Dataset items

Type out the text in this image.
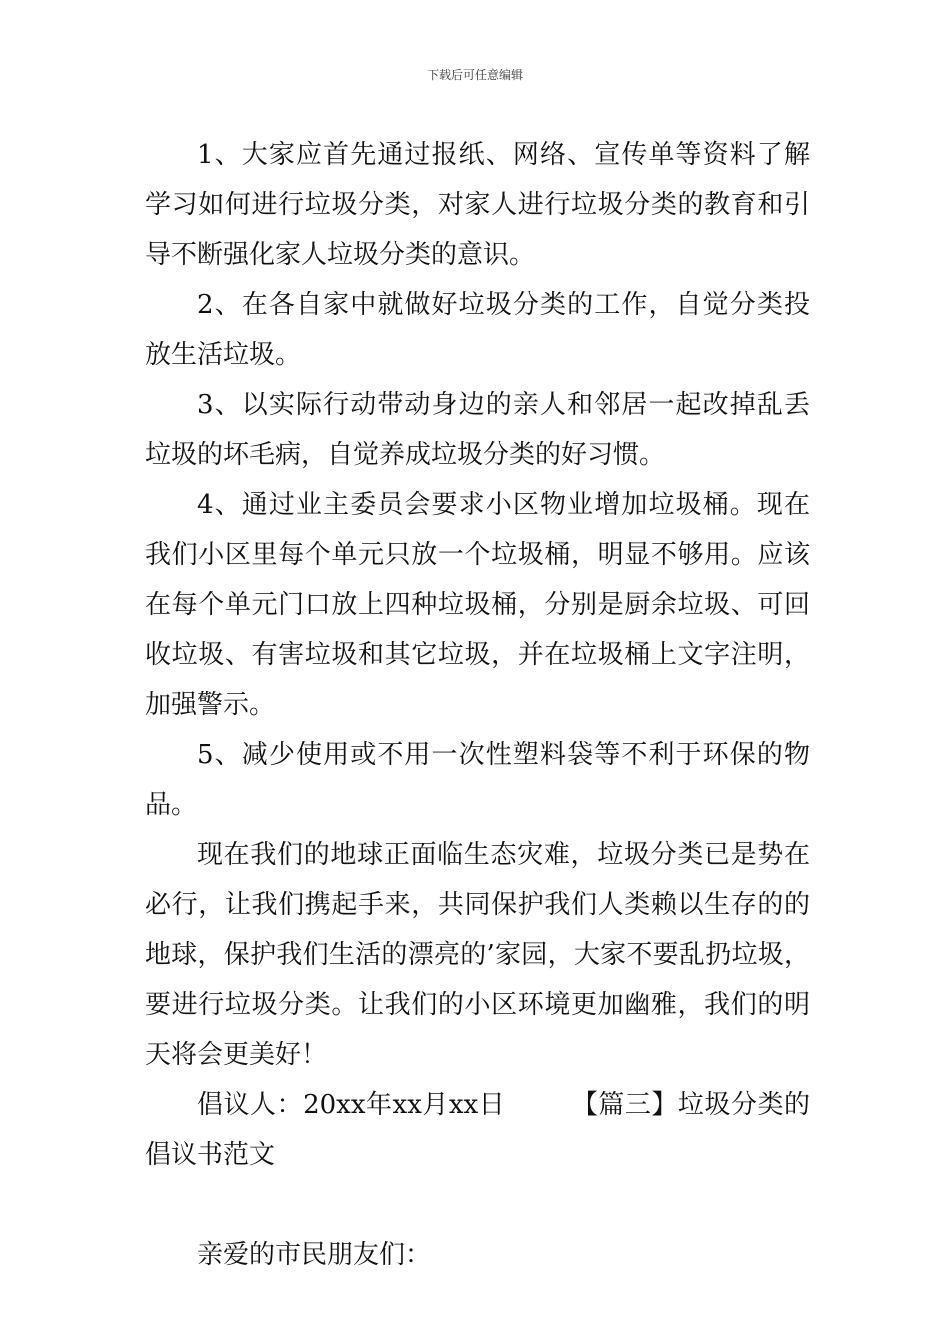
下载后可任意编辑

1、大家应首先通过报纸、网络、宣传单等资料了解学习如何进行垃圾分类，对家人进行垃圾分类的教育和引导不断强化家人垃圾分类的意识。

2、在各自家中就做好垃圾分类的工作，自觉分类投放生活垃圾。

3、以实际行动带动身边的亲人和邻居一起改掉乱丢垃圾的坏毛病，自觉养成垃圾分类的好习惯。

4、通过业主委员会要求小区物业增加垃圾桶。现在我们小区里每个单元只放一个垃圾桶，明显不够用。应该在每个单元门口放上四种垃圾桶，分别是厨余垃圾、可回收垃圾、有害垃圾和其它垃圾，并在垃圾桶上文字注明，加强警示。

5、减少使用或不用一次性塑料袋等不利于环保的物品。

现在我们的地球正面临生态灾难，垃圾分类已是势在必行，让我们携起手来，共同保护我们人类赖以生存的的地球，保护我们生活的漂亮的’家园，大家不要乱扔垃圾，要进行垃圾分类。让我们的小区环境更加幽雅，我们的明天将会更美好！

倡议人：20xx年xx月xx日　　　【篇三】垃圾分类的倡议书范文

亲爱的市民朋友们：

◆ PROBLEM REQUIREMENTS: Copy out all of the material exactly as written, without its pictures.

◆ THE SOLUTION:
Type out the text in this image.
下载后可任意编辑

1、大家应首先通过报纸、网络、宣传单等资料了解学习如何进行垃圾分类，对家人进行垃圾分类的教育和引导不断强化家人垃圾分类的意识。

2、在各自家中就做好垃圾分类的工作，自觉分类投放生活垃圾。

3、以实际行动带动身边的亲人和邻居一起改掉乱丢垃圾的坏毛病，自觉养成垃圾分类的好习惯。

4、通过业主委员会要求小区物业增加垃圾桶。现在我们小区里每个单元只放一个垃圾桶，明显不够用。应该在每个单元门口放上四种垃圾桶，分别是厨余垃圾、可回收垃圾、有害垃圾和其它垃圾，并在垃圾桶上文字注明，加强警示。

5、减少使用或不用一次性塑料袋等不利于环保的物品。

现在我们的地球正面临生态灾难，垃圾分类已是势在必行，让我们携起手来，共同保护我们人类赖以生存的的地球，保护我们生活的漂亮的’家园，大家不要乱扔垃圾，要进行垃圾分类。让我们的小区环境更加幽雅，我们的明天将会更美好！

倡议人：20xx年xx月xx日　　　【篇三】垃圾分类的倡议书范文

亲爱的市民朋友们：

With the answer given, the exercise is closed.